§ TASK
Pick out the lines below that contain the string "more" and copy them all.

Records from a collection
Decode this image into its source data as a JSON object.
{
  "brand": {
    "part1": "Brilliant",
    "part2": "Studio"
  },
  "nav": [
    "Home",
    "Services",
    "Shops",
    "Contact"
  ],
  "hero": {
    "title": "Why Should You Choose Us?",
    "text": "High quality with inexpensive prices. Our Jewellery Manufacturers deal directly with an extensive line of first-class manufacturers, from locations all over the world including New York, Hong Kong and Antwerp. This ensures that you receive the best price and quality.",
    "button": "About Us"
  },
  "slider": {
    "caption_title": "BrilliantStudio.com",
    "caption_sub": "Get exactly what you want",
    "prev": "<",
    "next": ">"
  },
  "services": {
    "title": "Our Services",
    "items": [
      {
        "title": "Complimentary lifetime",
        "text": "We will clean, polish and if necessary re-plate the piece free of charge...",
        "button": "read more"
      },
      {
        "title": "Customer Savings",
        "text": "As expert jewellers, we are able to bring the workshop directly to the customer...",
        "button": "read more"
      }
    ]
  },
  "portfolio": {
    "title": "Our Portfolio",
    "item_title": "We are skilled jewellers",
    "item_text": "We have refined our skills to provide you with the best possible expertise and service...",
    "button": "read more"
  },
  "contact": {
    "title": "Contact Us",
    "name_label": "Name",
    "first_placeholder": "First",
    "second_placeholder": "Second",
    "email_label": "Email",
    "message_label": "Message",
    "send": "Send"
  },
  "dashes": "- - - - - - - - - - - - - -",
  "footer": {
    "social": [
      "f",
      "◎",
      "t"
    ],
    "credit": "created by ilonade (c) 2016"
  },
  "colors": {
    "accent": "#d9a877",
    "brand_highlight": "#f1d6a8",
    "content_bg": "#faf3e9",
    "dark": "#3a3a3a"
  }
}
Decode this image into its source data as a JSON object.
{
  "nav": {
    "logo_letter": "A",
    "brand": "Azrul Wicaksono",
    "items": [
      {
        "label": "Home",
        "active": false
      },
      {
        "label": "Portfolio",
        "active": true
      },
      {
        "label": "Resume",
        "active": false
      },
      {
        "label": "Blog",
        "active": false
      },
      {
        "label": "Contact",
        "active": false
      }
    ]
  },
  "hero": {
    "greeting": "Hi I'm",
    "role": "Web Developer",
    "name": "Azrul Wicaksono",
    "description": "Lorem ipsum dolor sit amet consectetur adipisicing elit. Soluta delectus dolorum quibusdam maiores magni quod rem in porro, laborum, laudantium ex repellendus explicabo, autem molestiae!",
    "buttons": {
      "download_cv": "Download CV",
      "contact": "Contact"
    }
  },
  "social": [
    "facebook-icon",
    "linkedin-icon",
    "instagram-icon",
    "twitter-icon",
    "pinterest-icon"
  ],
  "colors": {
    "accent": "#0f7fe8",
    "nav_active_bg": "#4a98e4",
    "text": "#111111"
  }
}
---
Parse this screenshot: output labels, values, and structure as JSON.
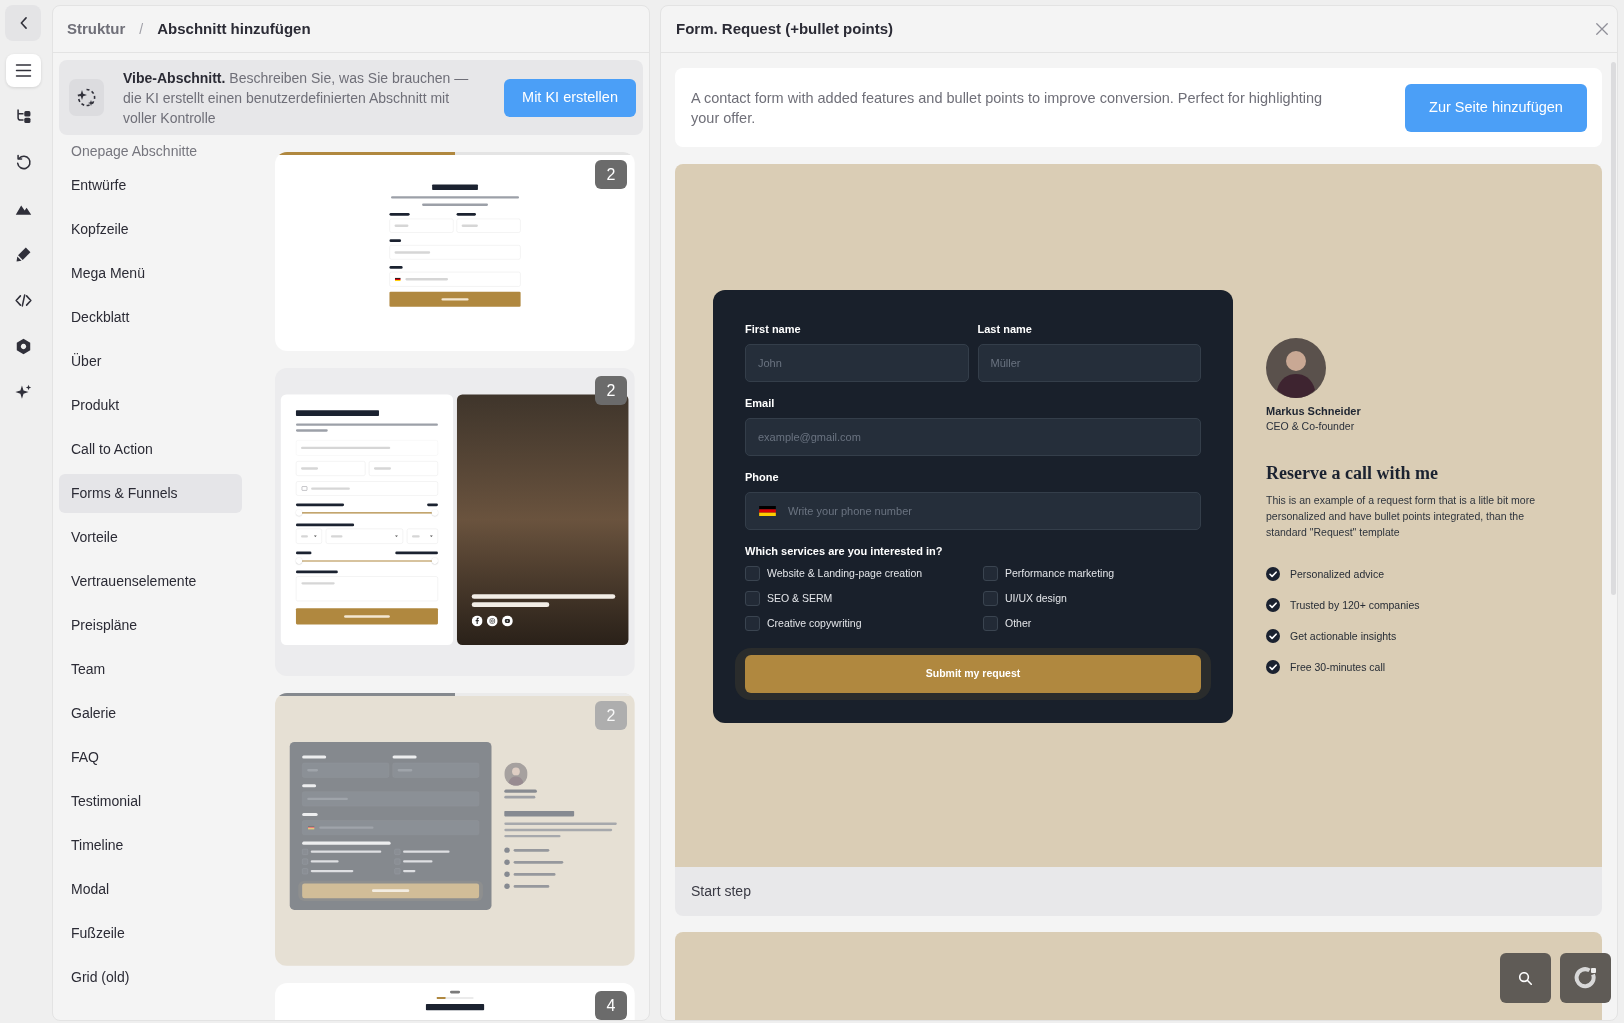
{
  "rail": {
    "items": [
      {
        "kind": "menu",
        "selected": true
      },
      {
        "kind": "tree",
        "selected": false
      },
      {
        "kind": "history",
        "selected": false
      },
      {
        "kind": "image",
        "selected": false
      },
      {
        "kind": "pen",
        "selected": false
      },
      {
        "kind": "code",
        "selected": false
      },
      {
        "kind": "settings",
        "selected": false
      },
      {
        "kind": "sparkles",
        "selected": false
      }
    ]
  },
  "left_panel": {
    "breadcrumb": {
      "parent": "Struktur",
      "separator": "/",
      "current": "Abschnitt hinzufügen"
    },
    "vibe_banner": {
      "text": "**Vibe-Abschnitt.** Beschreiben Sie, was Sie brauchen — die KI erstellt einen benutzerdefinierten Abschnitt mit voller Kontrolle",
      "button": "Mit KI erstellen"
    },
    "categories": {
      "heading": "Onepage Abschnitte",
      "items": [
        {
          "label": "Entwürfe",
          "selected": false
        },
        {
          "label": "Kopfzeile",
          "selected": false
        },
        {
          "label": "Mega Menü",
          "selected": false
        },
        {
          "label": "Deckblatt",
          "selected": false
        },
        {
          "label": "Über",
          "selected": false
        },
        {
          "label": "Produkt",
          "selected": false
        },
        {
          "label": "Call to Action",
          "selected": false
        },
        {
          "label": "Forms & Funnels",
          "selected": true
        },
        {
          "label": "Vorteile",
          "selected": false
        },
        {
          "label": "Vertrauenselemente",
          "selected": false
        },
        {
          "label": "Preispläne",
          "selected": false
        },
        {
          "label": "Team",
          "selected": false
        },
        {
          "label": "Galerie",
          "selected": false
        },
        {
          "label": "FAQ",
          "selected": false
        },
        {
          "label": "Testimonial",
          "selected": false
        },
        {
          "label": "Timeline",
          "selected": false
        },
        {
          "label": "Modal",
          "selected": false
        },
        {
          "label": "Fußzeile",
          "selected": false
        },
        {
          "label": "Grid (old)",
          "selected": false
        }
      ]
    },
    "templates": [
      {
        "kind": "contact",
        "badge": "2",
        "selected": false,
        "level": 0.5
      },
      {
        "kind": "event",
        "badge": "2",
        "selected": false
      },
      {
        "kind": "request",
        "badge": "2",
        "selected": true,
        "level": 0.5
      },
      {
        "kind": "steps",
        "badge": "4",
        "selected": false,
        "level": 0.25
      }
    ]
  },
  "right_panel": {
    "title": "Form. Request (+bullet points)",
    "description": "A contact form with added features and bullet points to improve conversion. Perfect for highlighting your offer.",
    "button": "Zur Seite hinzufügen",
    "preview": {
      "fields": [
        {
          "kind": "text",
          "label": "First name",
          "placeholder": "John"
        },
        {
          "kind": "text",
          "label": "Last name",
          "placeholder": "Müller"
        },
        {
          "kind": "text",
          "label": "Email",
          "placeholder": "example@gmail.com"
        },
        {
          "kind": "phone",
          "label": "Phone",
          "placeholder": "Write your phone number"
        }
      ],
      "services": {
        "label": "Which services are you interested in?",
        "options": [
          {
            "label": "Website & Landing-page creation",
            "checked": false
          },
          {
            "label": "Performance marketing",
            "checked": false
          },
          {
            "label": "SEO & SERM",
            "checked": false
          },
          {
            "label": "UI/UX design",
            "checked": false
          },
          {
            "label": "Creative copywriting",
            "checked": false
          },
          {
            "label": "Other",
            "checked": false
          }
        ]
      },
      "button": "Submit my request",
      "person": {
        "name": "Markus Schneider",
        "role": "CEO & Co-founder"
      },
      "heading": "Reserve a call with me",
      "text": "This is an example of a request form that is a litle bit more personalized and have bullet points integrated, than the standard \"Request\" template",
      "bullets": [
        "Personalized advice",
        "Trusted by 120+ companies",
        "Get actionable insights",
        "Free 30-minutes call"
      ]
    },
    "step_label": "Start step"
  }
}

§ SOLUTION
        "button": "read more"
        "button": "read more"
    "button": "read more"
      "text": "This is an example of a request form that is a litle bit more personalized and have bullet points integrated, than the standard \"Request\" template",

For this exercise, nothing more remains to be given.